■ EXTRACTED DATA
──────────────────────────────

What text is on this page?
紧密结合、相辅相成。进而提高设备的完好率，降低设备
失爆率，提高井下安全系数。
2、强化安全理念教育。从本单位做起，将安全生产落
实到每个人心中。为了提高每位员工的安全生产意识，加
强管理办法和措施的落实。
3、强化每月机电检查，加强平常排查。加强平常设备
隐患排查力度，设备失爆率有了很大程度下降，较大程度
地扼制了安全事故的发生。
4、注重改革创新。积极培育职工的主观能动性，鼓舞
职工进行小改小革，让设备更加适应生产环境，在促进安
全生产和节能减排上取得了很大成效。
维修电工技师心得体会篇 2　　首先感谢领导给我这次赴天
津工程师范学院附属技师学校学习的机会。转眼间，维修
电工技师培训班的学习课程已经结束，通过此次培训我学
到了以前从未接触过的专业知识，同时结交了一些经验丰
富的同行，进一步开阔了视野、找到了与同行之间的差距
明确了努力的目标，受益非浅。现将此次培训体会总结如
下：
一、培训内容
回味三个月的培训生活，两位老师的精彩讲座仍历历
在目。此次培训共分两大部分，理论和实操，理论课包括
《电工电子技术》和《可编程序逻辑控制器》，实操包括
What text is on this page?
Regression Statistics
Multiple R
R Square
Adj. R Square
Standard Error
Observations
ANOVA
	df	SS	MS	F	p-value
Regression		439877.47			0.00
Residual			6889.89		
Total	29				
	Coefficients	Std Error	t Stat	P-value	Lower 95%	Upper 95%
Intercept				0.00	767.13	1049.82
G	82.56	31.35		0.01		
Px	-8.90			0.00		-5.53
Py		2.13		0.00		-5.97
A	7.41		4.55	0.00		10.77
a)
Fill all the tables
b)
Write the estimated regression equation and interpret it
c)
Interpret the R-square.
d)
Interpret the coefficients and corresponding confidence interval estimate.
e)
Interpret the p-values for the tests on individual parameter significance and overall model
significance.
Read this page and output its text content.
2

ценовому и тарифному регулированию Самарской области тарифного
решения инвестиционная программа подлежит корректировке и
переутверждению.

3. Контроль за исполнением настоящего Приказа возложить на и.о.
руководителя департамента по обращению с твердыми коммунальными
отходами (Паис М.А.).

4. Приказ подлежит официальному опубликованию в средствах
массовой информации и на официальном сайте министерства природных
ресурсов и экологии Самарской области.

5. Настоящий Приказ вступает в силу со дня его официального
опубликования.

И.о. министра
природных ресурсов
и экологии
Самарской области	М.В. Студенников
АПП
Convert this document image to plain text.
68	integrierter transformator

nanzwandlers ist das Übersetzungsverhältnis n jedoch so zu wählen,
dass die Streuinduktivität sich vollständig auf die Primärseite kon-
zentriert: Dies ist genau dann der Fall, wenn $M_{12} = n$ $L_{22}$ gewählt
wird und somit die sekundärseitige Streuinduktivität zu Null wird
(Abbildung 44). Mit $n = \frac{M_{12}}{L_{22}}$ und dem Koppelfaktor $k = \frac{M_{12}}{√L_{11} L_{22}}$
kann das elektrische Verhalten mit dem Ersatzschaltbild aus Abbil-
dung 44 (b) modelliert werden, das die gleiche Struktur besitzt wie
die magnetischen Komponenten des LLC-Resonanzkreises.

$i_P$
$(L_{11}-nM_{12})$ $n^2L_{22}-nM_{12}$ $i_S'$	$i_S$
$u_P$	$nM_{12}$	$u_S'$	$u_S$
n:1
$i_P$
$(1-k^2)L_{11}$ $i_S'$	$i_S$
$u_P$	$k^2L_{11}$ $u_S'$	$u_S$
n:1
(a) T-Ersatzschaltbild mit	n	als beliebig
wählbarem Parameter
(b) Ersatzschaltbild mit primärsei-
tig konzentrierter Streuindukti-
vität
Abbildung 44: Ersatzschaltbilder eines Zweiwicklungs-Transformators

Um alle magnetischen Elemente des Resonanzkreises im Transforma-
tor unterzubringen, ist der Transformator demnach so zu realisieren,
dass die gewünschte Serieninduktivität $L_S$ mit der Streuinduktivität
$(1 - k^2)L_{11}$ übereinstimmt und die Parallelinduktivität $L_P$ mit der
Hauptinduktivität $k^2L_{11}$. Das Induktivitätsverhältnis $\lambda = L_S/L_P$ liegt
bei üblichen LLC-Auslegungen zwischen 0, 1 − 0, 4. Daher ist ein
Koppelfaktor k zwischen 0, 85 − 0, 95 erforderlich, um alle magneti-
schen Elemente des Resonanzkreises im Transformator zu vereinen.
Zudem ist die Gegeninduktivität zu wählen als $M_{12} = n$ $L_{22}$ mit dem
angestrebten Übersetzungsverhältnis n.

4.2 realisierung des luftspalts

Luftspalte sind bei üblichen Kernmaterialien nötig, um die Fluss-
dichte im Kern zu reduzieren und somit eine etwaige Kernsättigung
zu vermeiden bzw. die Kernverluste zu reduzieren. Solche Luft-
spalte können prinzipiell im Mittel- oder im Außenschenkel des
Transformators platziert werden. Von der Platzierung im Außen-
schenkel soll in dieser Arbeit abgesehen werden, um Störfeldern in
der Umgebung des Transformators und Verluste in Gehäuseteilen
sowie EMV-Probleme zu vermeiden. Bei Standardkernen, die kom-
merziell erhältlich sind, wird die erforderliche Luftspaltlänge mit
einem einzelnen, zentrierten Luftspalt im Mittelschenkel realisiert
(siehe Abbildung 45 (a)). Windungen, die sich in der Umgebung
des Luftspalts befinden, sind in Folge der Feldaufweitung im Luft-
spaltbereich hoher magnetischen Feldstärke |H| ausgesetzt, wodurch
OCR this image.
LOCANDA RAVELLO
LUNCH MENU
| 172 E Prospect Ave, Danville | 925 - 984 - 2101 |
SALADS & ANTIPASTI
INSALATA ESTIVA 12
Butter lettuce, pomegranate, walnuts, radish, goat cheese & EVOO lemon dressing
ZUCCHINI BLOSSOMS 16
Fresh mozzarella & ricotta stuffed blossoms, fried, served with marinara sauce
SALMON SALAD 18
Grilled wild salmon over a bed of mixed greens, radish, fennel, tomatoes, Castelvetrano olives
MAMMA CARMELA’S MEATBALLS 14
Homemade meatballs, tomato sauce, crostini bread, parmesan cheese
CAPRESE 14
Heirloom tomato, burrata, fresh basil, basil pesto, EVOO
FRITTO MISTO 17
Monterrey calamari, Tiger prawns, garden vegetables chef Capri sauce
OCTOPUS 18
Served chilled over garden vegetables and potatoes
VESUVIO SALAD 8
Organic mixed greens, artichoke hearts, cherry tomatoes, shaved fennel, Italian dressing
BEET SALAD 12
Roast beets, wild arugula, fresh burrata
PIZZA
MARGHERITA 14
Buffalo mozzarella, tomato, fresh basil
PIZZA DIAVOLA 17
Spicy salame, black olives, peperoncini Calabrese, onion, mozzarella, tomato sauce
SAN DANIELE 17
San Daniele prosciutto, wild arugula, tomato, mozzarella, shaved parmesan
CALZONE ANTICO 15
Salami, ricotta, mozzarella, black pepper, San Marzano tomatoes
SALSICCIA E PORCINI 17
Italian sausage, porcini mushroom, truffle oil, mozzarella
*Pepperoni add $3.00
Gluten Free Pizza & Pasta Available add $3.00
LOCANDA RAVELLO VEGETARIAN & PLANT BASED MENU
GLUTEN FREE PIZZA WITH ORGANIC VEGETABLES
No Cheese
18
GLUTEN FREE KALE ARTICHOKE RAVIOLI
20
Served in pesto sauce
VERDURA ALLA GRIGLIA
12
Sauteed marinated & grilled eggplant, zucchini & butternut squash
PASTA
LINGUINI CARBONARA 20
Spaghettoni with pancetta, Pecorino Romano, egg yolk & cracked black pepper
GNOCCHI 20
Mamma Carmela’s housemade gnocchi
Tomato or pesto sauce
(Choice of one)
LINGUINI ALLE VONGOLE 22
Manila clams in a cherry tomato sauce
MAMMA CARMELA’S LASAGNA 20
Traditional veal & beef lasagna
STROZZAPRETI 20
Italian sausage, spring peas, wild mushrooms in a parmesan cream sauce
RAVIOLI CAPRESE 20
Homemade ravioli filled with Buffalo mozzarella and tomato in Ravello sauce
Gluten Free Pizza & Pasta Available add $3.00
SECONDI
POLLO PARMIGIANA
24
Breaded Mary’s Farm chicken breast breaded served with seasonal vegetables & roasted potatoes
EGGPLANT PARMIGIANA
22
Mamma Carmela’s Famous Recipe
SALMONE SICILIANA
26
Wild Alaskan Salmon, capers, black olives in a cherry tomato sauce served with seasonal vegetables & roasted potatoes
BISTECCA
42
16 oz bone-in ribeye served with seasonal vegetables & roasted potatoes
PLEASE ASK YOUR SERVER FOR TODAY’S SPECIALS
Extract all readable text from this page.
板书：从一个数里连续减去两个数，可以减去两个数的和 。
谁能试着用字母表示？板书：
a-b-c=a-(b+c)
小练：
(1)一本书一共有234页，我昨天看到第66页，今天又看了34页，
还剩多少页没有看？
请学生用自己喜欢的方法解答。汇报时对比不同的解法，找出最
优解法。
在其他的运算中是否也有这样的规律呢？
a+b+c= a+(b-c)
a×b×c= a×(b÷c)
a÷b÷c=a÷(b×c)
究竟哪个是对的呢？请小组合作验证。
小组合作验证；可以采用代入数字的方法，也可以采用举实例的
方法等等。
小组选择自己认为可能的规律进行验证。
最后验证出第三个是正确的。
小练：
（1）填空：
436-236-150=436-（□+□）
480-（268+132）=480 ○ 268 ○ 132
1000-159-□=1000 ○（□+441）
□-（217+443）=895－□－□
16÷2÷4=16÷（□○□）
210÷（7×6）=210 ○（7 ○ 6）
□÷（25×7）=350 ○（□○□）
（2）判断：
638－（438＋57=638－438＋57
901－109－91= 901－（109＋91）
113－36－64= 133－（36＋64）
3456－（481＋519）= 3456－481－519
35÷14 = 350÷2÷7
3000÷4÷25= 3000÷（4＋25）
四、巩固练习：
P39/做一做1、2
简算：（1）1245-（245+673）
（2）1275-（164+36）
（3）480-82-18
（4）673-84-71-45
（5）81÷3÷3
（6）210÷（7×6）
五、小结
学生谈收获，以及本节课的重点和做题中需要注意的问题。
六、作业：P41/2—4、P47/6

──────────────────────────────

■ WHAT IS EXPECTED
Report how many lines of the listing hold the string "üblichen", giving only the number.

■ TASK RESULT
2